== Given request ==
Give the number of lines below that contain "structured", with no other output.

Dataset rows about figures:
------------------------------------

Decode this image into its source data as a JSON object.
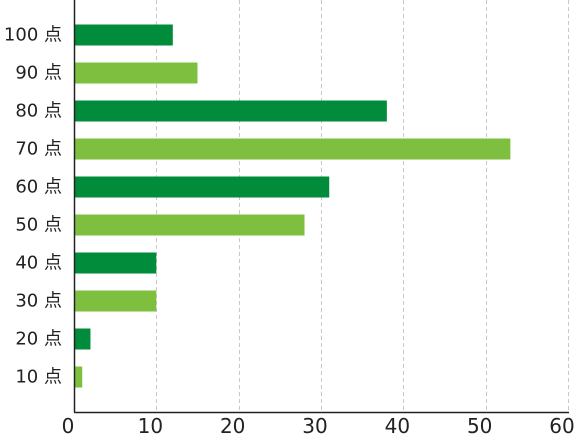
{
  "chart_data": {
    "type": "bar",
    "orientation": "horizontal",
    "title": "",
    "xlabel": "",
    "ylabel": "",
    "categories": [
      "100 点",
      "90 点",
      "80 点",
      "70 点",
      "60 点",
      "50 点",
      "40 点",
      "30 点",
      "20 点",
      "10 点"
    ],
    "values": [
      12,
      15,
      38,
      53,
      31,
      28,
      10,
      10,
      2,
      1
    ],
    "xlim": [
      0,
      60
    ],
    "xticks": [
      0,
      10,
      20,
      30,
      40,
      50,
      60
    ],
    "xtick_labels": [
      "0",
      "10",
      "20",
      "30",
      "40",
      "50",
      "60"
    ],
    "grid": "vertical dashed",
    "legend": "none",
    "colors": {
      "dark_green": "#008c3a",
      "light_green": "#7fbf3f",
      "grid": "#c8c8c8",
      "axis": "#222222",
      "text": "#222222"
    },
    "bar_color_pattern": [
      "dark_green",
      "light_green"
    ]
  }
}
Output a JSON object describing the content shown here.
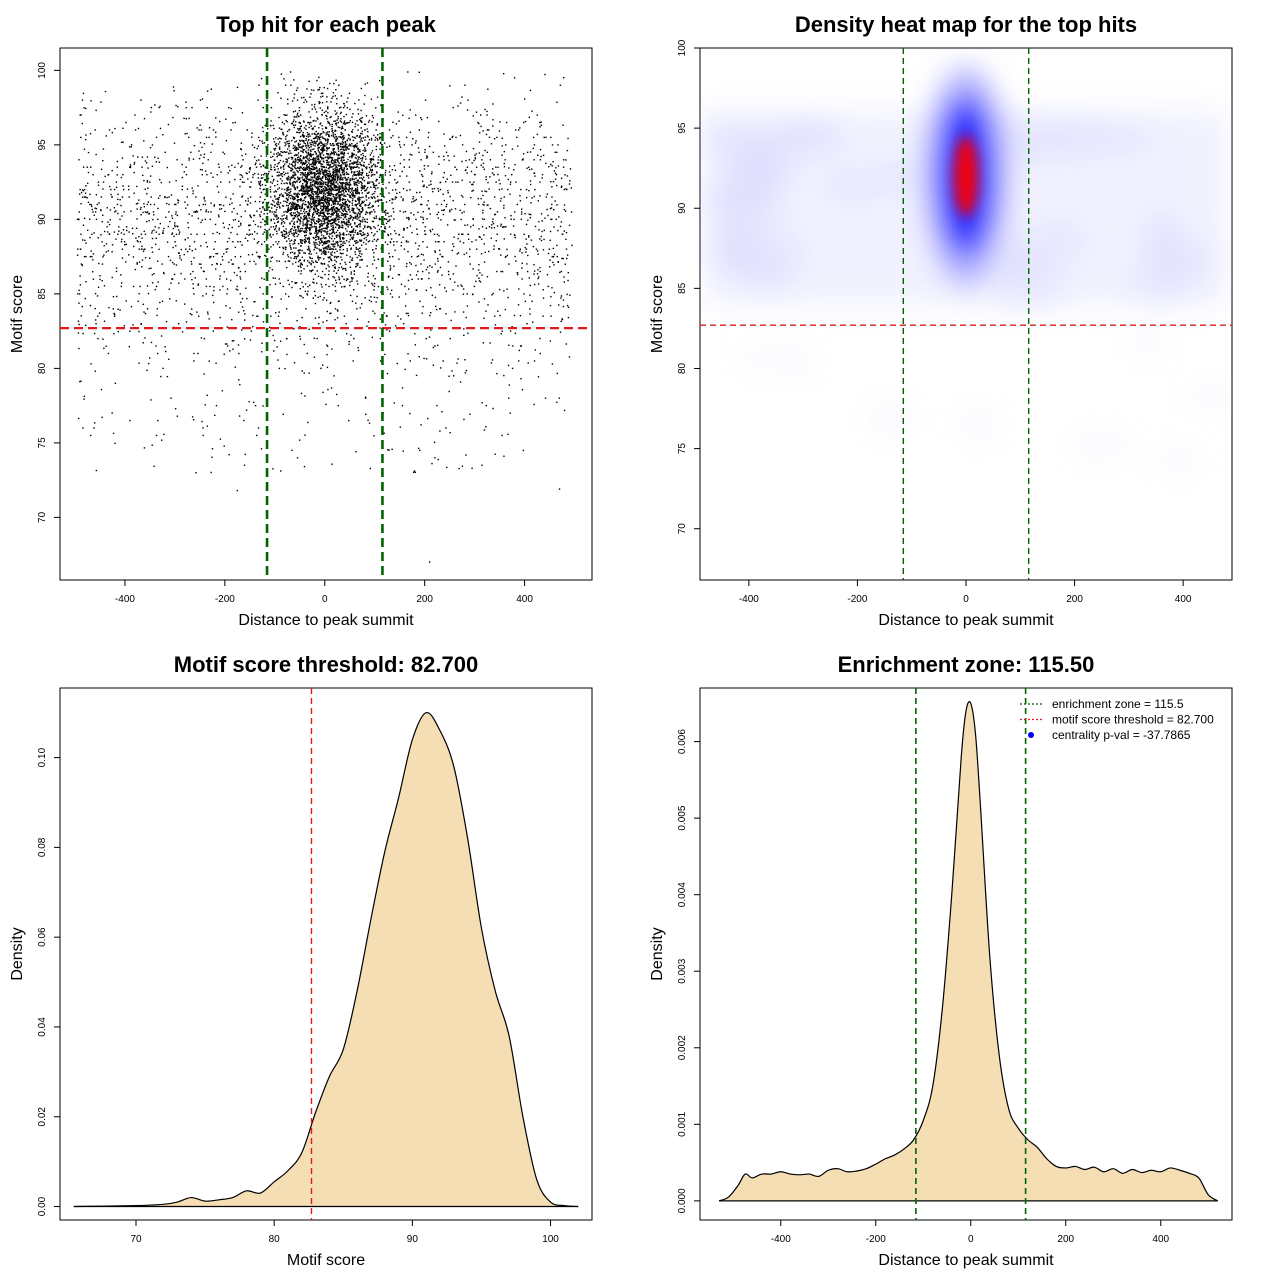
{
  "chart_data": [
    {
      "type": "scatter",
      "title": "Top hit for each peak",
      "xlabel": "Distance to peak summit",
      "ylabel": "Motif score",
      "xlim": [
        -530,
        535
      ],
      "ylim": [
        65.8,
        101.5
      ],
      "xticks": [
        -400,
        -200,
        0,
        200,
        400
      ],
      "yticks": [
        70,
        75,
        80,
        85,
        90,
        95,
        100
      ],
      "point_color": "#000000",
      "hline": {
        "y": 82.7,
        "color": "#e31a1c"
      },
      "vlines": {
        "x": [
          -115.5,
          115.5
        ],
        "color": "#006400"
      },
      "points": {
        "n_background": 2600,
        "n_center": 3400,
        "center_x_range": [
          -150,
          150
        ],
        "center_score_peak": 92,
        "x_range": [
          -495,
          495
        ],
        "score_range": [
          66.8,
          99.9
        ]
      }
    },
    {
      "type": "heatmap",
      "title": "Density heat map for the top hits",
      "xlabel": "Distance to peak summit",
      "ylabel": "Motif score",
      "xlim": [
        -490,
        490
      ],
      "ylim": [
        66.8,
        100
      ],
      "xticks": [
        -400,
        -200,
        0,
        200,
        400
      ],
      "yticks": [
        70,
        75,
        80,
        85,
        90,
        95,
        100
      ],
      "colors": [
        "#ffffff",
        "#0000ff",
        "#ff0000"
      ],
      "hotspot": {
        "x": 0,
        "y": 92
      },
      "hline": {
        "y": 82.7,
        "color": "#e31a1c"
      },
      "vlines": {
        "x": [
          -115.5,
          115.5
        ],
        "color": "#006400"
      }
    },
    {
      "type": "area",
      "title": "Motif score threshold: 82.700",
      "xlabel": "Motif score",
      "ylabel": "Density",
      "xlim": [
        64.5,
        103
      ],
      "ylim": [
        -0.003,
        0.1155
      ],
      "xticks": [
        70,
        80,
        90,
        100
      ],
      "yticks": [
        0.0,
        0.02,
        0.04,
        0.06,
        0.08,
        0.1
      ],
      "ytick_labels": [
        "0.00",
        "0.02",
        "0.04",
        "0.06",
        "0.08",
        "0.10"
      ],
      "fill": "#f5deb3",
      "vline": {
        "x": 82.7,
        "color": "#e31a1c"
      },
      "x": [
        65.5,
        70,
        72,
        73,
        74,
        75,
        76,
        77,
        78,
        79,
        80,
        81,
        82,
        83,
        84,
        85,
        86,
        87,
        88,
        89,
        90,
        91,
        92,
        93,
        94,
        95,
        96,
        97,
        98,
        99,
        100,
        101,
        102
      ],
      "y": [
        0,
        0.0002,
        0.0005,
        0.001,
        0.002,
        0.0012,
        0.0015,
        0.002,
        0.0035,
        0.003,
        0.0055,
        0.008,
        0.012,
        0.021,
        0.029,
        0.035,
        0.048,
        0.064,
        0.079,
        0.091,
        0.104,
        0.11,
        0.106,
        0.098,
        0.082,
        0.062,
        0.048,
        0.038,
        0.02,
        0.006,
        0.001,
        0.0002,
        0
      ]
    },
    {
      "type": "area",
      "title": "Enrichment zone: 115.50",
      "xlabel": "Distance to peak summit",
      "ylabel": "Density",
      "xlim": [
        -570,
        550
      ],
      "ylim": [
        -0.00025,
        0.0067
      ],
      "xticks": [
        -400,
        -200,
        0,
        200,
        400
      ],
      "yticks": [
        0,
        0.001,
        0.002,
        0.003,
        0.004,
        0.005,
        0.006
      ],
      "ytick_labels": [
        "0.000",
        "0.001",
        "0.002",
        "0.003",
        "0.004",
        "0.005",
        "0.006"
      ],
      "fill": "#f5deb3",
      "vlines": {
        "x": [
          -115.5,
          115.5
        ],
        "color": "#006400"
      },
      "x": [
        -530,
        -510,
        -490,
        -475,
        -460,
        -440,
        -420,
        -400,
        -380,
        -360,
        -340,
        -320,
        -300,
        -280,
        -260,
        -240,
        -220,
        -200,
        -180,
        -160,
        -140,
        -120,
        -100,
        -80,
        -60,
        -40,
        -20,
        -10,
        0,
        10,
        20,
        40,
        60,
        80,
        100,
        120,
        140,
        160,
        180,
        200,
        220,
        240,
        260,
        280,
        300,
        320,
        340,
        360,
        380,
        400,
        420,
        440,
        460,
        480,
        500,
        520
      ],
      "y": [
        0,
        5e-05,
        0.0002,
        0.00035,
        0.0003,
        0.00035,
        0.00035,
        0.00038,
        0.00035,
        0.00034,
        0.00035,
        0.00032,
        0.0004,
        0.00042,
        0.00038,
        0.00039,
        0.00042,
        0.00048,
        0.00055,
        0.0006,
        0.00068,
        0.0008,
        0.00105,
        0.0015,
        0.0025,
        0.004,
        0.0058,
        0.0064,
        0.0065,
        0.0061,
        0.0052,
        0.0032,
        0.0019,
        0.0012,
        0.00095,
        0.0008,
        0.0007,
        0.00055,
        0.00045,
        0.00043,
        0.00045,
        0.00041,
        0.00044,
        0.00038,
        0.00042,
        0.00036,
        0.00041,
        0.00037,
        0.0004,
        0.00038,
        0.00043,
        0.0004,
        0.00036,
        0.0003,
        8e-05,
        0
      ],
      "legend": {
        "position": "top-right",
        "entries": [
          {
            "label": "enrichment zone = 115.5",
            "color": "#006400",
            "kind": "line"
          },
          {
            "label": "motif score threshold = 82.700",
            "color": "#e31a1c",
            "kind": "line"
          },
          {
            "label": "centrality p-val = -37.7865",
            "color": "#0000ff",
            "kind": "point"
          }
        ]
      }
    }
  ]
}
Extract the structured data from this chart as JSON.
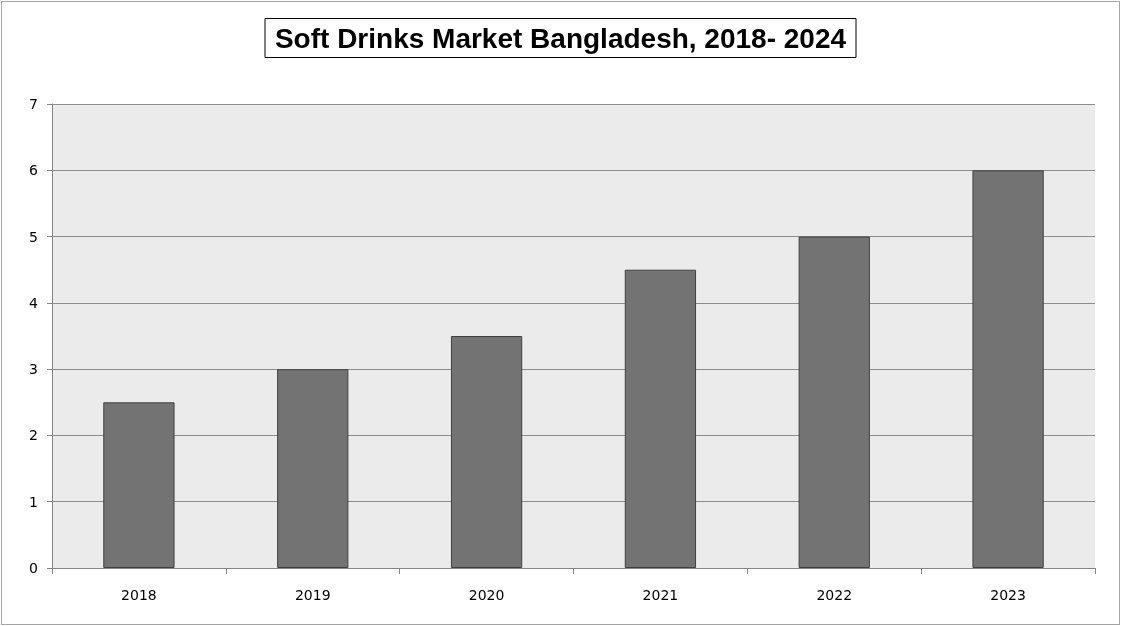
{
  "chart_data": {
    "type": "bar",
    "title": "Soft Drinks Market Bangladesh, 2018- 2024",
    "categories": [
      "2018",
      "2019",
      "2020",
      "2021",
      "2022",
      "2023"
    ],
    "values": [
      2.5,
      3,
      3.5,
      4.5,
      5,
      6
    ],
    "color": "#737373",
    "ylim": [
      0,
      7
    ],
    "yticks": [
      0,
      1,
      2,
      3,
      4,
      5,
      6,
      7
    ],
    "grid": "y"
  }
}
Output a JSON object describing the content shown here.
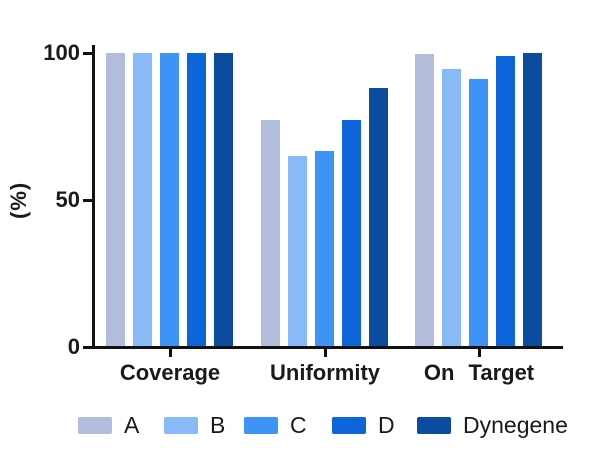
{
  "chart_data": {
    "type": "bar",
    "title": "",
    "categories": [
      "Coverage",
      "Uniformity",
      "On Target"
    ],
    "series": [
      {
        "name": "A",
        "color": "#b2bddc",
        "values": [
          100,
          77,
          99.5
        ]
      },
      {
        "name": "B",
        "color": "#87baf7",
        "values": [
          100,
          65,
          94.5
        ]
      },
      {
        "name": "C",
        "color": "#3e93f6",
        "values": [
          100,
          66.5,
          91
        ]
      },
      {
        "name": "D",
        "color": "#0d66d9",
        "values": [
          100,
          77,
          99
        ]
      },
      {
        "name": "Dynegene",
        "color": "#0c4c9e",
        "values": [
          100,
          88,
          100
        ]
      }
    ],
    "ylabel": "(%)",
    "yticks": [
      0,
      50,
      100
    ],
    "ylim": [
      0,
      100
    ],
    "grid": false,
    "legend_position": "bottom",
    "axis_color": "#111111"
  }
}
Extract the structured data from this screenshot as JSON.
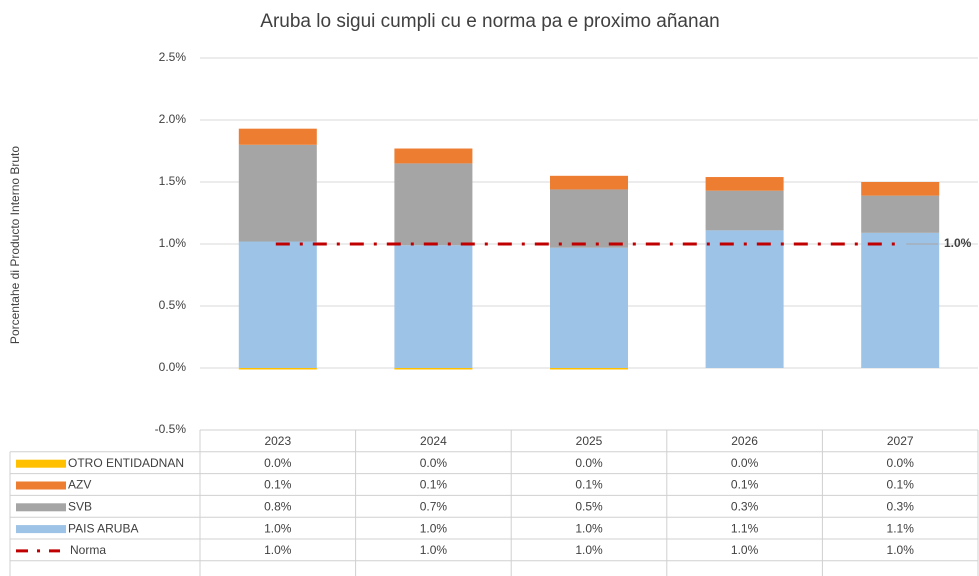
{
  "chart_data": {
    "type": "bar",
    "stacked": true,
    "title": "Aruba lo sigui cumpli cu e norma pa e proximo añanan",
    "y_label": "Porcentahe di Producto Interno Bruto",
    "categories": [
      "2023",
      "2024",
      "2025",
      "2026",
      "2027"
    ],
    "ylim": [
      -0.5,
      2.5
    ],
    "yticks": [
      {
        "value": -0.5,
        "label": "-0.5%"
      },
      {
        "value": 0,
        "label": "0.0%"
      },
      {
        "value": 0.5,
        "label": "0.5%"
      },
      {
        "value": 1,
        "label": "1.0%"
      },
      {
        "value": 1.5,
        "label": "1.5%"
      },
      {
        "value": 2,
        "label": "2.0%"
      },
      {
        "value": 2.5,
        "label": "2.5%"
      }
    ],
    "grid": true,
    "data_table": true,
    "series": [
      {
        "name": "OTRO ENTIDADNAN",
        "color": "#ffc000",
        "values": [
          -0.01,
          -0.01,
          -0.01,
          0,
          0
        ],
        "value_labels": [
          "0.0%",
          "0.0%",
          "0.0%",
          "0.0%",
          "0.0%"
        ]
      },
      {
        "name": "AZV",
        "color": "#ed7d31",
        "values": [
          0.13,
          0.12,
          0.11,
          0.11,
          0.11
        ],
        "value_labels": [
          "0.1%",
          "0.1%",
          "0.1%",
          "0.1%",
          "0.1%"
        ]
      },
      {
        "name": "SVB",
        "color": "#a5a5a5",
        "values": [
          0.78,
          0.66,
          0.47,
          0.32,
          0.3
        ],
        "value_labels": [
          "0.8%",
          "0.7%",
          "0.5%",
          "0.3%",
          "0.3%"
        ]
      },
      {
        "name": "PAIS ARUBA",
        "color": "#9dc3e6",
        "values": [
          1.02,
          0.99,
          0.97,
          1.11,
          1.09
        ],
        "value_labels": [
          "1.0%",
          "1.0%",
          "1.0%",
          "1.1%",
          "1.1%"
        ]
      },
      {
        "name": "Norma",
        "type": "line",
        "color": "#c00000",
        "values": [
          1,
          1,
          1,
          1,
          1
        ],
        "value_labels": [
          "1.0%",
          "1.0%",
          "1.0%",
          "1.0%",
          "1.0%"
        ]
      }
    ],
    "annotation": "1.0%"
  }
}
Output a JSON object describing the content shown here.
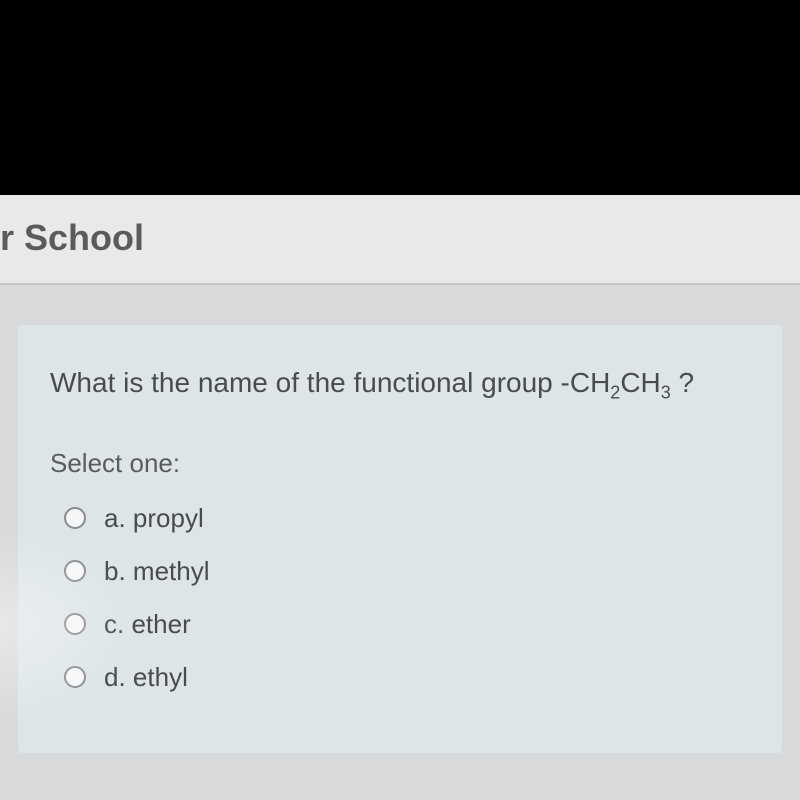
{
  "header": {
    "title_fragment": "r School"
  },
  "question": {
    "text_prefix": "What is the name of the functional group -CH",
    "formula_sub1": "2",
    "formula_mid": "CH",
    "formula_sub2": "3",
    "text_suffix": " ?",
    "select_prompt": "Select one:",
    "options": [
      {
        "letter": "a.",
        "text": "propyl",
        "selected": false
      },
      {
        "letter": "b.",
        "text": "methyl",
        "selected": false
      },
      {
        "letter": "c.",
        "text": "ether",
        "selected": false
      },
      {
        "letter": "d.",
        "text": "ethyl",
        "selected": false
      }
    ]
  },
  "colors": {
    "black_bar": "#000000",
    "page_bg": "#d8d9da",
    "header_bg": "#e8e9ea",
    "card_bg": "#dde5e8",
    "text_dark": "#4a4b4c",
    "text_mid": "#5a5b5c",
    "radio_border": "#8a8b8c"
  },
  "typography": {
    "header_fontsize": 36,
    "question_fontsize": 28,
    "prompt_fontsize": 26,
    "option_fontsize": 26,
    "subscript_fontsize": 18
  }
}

------------------------------------

== Exercise output ==
2